» **PROBLEM TO WORK ON**
Pick out and copy every line in the data below that contains the string "Consum". Treat uppercase and lowercase as different.

|---|

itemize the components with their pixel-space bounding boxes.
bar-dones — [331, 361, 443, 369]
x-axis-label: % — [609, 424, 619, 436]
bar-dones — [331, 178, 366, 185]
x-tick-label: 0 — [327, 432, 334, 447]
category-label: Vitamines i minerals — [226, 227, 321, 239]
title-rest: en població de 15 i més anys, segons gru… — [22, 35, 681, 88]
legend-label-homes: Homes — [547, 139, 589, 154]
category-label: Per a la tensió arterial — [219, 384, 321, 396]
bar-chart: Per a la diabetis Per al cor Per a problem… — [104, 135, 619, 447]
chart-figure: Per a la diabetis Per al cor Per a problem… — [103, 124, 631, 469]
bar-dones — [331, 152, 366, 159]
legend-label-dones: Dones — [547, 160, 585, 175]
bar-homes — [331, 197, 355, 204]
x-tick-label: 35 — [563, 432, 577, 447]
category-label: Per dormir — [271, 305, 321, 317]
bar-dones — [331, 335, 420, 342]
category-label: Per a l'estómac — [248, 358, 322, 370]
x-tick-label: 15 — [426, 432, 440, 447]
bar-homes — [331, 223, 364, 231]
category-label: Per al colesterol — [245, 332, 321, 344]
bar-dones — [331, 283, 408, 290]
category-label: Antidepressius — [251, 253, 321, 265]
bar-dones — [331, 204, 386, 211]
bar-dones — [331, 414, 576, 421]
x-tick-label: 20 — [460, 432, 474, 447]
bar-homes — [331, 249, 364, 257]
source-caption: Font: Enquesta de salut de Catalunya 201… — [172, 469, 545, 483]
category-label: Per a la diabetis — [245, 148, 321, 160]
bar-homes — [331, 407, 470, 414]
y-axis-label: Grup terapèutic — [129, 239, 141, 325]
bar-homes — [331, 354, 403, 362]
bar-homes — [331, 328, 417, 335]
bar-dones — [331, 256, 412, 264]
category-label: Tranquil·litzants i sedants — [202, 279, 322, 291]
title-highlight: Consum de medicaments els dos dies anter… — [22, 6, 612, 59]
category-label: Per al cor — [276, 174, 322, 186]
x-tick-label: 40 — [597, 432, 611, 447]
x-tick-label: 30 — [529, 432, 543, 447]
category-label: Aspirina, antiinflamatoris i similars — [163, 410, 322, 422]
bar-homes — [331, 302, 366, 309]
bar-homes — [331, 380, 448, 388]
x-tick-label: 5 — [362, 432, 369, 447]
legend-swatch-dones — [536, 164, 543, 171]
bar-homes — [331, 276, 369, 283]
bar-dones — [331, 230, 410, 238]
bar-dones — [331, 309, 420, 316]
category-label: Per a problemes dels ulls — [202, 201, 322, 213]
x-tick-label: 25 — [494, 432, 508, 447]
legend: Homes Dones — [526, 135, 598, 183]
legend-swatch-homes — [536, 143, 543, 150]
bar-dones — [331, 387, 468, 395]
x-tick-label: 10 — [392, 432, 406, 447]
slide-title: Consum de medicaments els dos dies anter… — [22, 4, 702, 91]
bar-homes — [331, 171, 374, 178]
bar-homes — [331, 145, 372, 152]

|---|

» **WRITTEN RESPONSE**
title-highlight: Consum de medicaments els dos dies anter… — [22, 6, 612, 59]
slide-title: Consum de medicaments els dos dies anter… — [22, 4, 702, 91]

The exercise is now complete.